What is being asked: Count lines holding the string "room" in the data that follows. Reply with one number only.

start

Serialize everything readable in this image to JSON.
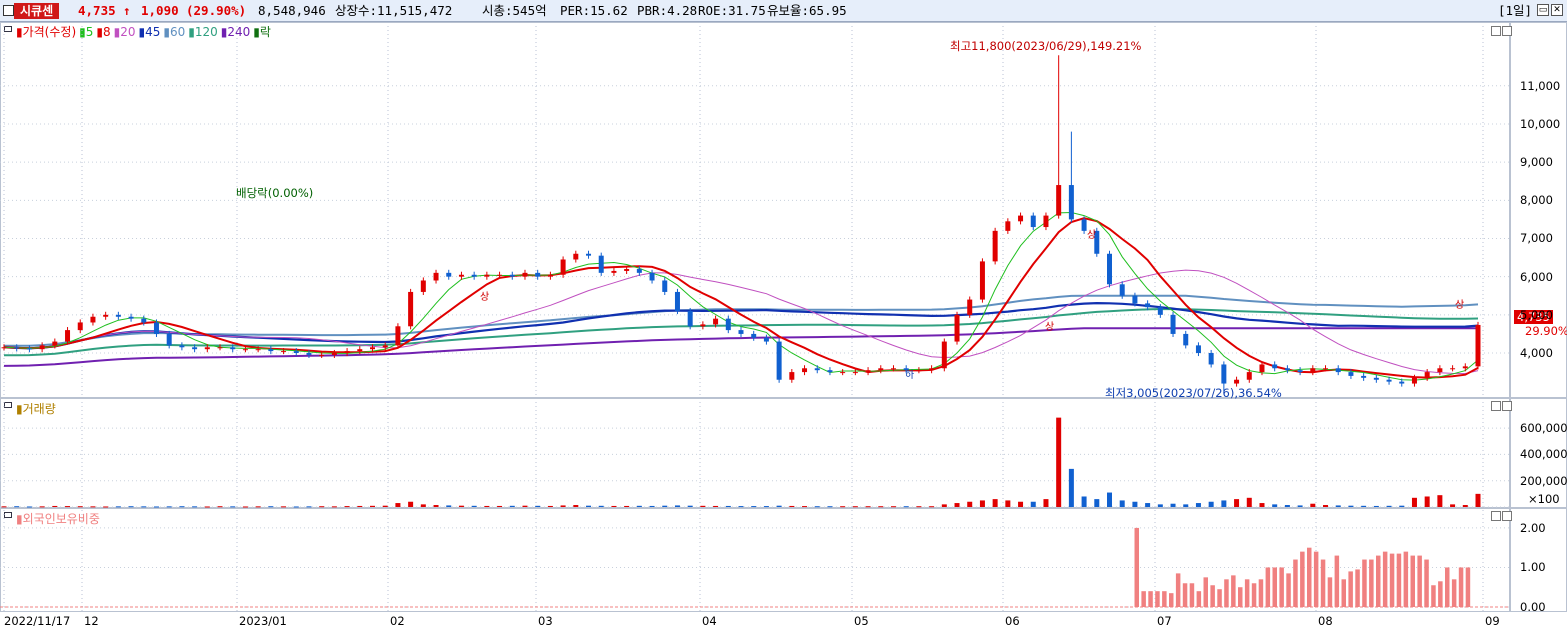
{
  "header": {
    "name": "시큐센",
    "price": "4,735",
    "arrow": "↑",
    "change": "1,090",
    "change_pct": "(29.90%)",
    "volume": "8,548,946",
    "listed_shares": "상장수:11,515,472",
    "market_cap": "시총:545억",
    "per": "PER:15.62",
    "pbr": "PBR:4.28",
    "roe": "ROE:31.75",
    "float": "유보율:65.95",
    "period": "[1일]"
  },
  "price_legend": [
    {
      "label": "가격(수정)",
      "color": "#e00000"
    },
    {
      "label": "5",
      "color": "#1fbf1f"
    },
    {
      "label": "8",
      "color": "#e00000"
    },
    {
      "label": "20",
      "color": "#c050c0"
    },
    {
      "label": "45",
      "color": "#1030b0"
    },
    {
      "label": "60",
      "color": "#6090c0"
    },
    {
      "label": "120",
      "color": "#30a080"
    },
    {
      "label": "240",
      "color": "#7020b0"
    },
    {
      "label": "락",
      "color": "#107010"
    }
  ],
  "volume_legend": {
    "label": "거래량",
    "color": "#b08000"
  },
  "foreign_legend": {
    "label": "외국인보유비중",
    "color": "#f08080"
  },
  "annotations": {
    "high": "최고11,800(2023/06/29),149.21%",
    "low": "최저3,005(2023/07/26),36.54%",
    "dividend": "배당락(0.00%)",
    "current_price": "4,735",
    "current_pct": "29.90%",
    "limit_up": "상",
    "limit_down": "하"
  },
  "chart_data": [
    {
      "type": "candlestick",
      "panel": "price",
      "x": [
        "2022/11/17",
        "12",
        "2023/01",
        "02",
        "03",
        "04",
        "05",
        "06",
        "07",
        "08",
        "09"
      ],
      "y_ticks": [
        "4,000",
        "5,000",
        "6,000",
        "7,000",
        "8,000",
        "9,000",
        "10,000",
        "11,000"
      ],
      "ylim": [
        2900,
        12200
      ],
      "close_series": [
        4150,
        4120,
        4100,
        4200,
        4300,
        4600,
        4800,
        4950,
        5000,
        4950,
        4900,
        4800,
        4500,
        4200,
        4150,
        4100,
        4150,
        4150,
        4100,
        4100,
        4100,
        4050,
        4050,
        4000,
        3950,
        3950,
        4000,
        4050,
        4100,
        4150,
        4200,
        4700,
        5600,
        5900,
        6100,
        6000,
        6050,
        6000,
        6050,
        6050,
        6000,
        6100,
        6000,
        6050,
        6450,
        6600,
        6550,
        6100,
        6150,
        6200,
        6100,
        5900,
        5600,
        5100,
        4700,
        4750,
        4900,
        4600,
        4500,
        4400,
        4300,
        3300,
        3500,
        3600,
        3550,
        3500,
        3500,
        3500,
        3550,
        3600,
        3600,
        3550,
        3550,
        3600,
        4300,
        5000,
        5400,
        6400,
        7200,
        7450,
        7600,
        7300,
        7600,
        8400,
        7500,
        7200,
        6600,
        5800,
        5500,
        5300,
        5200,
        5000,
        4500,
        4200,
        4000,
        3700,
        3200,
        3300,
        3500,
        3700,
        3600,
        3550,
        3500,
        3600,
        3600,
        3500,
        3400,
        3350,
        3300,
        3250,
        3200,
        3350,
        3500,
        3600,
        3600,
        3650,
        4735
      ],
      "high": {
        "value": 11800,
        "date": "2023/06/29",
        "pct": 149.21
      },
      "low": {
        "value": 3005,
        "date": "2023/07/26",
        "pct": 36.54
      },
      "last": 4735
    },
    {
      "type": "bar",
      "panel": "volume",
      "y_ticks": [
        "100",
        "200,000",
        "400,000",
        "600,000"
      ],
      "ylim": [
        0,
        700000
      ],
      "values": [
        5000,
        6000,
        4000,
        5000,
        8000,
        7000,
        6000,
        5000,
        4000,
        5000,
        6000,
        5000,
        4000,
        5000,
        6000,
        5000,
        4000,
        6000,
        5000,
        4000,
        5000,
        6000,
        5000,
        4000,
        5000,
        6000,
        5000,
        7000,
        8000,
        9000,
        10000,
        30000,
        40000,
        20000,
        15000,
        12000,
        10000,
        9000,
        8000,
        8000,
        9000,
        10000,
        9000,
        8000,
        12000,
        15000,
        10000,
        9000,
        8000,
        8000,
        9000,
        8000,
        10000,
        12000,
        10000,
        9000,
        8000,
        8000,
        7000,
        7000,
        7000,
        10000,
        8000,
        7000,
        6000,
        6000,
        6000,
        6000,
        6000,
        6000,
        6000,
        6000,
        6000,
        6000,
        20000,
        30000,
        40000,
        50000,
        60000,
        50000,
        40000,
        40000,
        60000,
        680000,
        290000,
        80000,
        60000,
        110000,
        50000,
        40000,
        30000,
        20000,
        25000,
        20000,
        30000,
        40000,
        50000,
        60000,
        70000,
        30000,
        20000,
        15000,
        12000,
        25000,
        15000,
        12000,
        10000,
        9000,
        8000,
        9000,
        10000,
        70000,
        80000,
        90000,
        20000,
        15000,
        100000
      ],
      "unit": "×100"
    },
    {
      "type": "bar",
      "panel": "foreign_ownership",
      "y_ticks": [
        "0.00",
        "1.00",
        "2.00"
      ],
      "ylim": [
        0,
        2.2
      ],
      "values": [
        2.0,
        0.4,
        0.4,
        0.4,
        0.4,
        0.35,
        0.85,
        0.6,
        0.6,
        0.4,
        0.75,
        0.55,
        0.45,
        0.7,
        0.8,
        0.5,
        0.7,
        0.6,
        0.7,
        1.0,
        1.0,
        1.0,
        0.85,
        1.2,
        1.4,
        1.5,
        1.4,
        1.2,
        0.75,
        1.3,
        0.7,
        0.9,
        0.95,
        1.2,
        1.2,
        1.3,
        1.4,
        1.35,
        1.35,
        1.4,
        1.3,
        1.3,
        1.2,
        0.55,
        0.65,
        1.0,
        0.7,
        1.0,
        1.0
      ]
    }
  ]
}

end
start

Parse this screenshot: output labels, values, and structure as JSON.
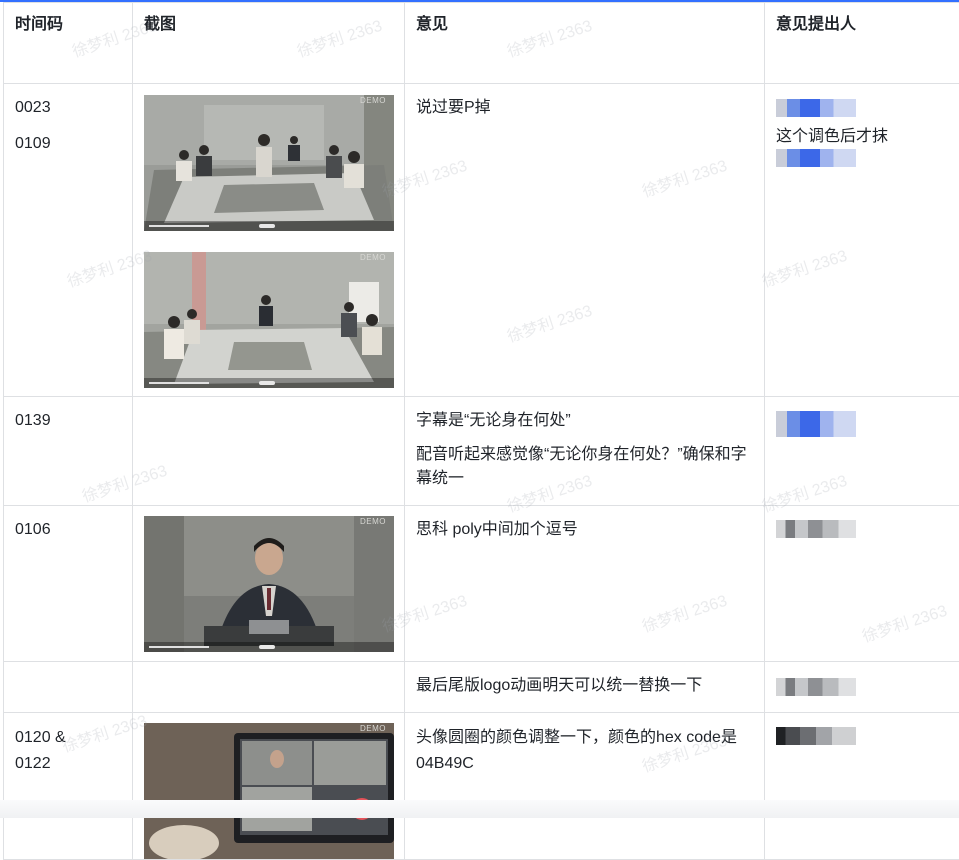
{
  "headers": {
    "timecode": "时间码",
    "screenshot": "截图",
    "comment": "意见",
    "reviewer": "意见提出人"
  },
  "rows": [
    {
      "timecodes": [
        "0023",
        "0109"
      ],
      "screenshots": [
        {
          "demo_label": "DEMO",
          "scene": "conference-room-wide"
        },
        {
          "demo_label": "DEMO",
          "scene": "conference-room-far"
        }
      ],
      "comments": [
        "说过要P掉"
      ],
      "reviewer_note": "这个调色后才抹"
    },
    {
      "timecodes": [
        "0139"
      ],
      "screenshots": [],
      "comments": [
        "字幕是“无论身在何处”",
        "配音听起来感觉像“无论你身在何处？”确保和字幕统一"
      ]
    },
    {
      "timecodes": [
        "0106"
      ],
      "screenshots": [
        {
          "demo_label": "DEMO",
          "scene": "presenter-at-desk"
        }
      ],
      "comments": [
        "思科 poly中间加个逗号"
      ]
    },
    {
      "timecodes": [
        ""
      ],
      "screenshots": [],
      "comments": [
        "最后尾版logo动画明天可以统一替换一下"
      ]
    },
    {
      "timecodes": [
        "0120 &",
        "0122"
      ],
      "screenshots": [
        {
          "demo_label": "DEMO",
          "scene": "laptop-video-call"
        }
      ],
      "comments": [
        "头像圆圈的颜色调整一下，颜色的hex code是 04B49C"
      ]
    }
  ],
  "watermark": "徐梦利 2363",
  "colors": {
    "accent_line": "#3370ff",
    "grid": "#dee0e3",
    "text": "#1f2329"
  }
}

end

Answer to this task: 2